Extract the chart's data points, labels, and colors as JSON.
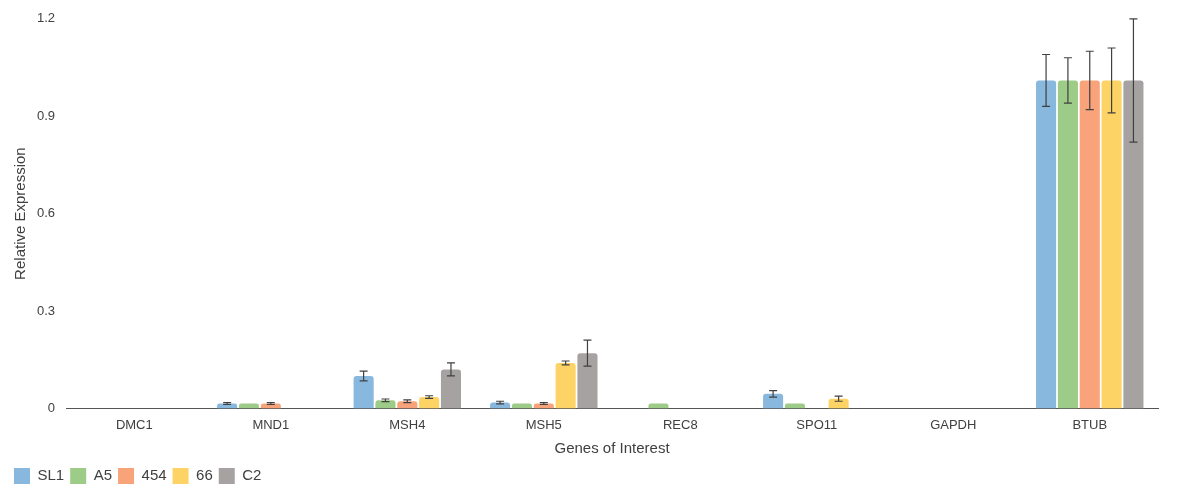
{
  "chart_data": {
    "type": "bar",
    "xlabel": "Genes of Interest",
    "ylabel": "Relative Expression",
    "categories": [
      "DMC1",
      "MND1",
      "MSH4",
      "MSH5",
      "REC8",
      "SPO11",
      "GAPDH",
      "BTUB"
    ],
    "series": [
      {
        "name": "SL1",
        "color": "#88b8de",
        "values": [
          null,
          0.015,
          0.1,
          0.018,
          null,
          0.045,
          null,
          1.01
        ],
        "errors": [
          null,
          0.003,
          0.015,
          0.004,
          null,
          0.01,
          null,
          0.08
        ]
      },
      {
        "name": "A5",
        "color": "#9dcb88",
        "values": [
          null,
          0.015,
          0.025,
          0.015,
          0.015,
          0.015,
          null,
          1.01
        ],
        "errors": [
          null,
          null,
          0.004,
          null,
          null,
          null,
          null,
          0.07
        ]
      },
      {
        "name": "454",
        "color": "#f8a37a",
        "values": [
          null,
          0.015,
          0.022,
          0.015,
          null,
          null,
          null,
          1.01
        ],
        "errors": [
          null,
          0.003,
          0.004,
          0.003,
          null,
          null,
          null,
          0.09
        ]
      },
      {
        "name": "66",
        "color": "#fdd365",
        "values": [
          null,
          null,
          0.035,
          0.14,
          null,
          0.03,
          null,
          1.01
        ],
        "errors": [
          null,
          null,
          0.004,
          0.006,
          null,
          0.008,
          null,
          0.1
        ]
      },
      {
        "name": "C2",
        "color": "#a6a2a1",
        "values": [
          null,
          null,
          0.12,
          0.17,
          null,
          null,
          null,
          1.01
        ],
        "errors": [
          null,
          null,
          0.02,
          0.04,
          null,
          null,
          null,
          0.19
        ]
      }
    ],
    "ylim": [
      0,
      1.2
    ],
    "yticks": [
      0,
      0.3,
      0.6,
      0.9,
      1.2
    ],
    "grid": false,
    "legend": "bottom left"
  }
}
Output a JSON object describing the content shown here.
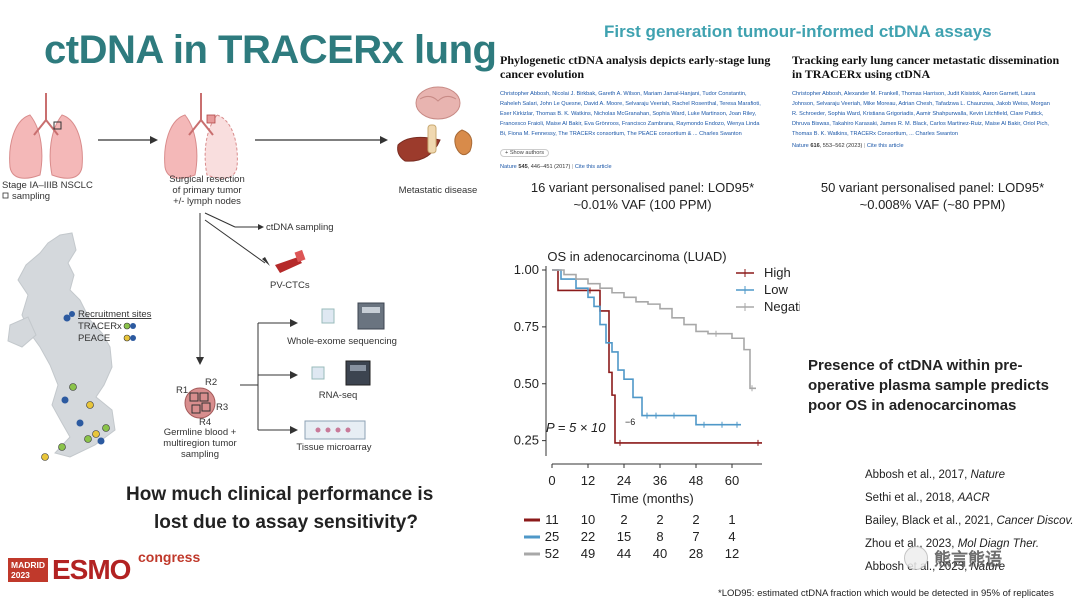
•••••
• _WHAT THE TASK ASKS_:
Give back the whole listing exactly as written. Do not include any picture.

• _TASK OUTPUT_:
Extract the chart's data points, labels, and colors as JSON.
{
  "chart_data": {
    "type": "bar",
    "xlabel": "Genes of Interest",
    "ylabel": "Relative Expression",
    "categories": [
      "DMC1",
      "MND1",
      "MSH4",
      "MSH5",
      "REC8",
      "SPO11",
      "GAPDH",
      "BTUB"
    ],
    "series": [
      {
        "name": "SL1",
        "color": "#88b8de",
        "values": [
          null,
          0.015,
          0.1,
          0.018,
          null,
          0.045,
          null,
          1.01
        ],
        "errors": [
          null,
          0.003,
          0.015,
          0.004,
          null,
          0.01,
          null,
          0.08
        ]
      },
      {
        "name": "A5",
        "color": "#9dcb88",
        "values": [
          null,
          0.015,
          0.025,
          0.015,
          0.015,
          0.015,
          null,
          1.01
        ],
        "errors": [
          null,
          null,
          0.004,
          null,
          null,
          null,
          null,
          0.07
        ]
      },
      {
        "name": "454",
        "color": "#f8a37a",
        "values": [
          null,
          0.015,
          0.022,
          0.015,
          null,
          null,
          null,
          1.01
        ],
        "errors": [
          null,
          0.003,
          0.004,
          0.003,
          null,
          null,
          null,
          0.09
        ]
      },
      {
        "name": "66",
        "color": "#fdd365",
        "values": [
          null,
          null,
          0.035,
          0.14,
          null,
          0.03,
          null,
          1.01
        ],
        "errors": [
          null,
          null,
          0.004,
          0.006,
          null,
          0.008,
          null,
          0.1
        ]
      },
      {
        "name": "C2",
        "color": "#a6a2a1",
        "values": [
          null,
          null,
          0.12,
          0.17,
          null,
          null,
          null,
          1.01
        ],
        "errors": [
          null,
          null,
          0.02,
          0.04,
          null,
          null,
          null,
          0.19
        ]
      }
    ],
    "ylim": [
      0,
      1.2
    ],
    "yticks": [
      0,
      0.3,
      0.6,
      0.9,
      1.2
    ],
    "grid": false,
    "legend": "bottom left"
  }
}
Output a JSON object describing the content shown here.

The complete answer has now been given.